Verbatim output of all the material below is required.
======== Dataset excerpts
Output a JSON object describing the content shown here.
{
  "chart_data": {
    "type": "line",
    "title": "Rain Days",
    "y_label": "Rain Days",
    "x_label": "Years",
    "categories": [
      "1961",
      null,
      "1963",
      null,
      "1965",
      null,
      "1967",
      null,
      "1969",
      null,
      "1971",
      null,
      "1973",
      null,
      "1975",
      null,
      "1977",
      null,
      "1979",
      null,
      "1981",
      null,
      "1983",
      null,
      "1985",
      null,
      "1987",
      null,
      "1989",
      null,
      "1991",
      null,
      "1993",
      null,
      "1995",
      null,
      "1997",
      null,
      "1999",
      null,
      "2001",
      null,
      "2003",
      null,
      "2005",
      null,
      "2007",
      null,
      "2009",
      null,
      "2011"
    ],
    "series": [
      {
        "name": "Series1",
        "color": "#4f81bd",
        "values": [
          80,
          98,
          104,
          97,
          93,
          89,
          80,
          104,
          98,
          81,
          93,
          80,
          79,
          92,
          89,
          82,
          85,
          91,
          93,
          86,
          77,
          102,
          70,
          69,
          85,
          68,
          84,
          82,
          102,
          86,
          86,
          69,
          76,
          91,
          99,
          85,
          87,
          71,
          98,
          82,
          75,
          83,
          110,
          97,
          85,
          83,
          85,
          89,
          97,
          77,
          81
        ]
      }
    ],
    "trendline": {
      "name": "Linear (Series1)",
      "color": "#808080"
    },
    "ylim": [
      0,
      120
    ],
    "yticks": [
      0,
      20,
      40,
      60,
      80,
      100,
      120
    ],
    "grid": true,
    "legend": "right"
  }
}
================
Written response:
Output a JSON object describing the content shown here.
{
  "chart_data": {
    "type": "line",
    "title": "Rain Days",
    "y_label": "Rain Days",
    "x_label": "Years",
    "categories": [
      "1961",
      null,
      "1963",
      null,
      "1965",
      null,
      "1967",
      null,
      "1969",
      null,
      "1971",
      null,
      "1973",
      null,
      "1975",
      null,
      "1977",
      null,
      "1979",
      null,
      "1981",
      null,
      "1983",
      null,
      "1985",
      null,
      "1987",
      null,
      "1989",
      null,
      "1991",
      null,
      "1993",
      null,
      "1995",
      null,
      "1997",
      null,
      "1999",
      null,
      "2001",
      null,
      "2003",
      null,
      "2005",
      null,
      "2007",
      null,
      "2009",
      null,
      "2011"
    ],
    "series": [
      {
        "name": "Series1",
        "color": "#4f81bd",
        "values": [
          80,
          98,
          104,
          97,
          93,
          89,
          80,
          104,
          98,
          81,
          93,
          80,
          79,
          92,
          89,
          82,
          85,
          91,
          93,
          86,
          77,
          102,
          70,
          69,
          85,
          68,
          84,
          82,
          102,
          86,
          86,
          69,
          76,
          91,
          99,
          85,
          87,
          71,
          98,
          82,
          75,
          83,
          110,
          97,
          85,
          83,
          85,
          89,
          97,
          77,
          81
        ]
      }
    ],
    "trendline": {
      "name": "Linear (Series1)",
      "color": "#808080"
    },
    "ylim": [
      0,
      120
    ],
    "yticks": [
      0,
      20,
      40,
      60,
      80,
      100,
      120
    ],
    "grid": true,
    "legend": "right"
  }
}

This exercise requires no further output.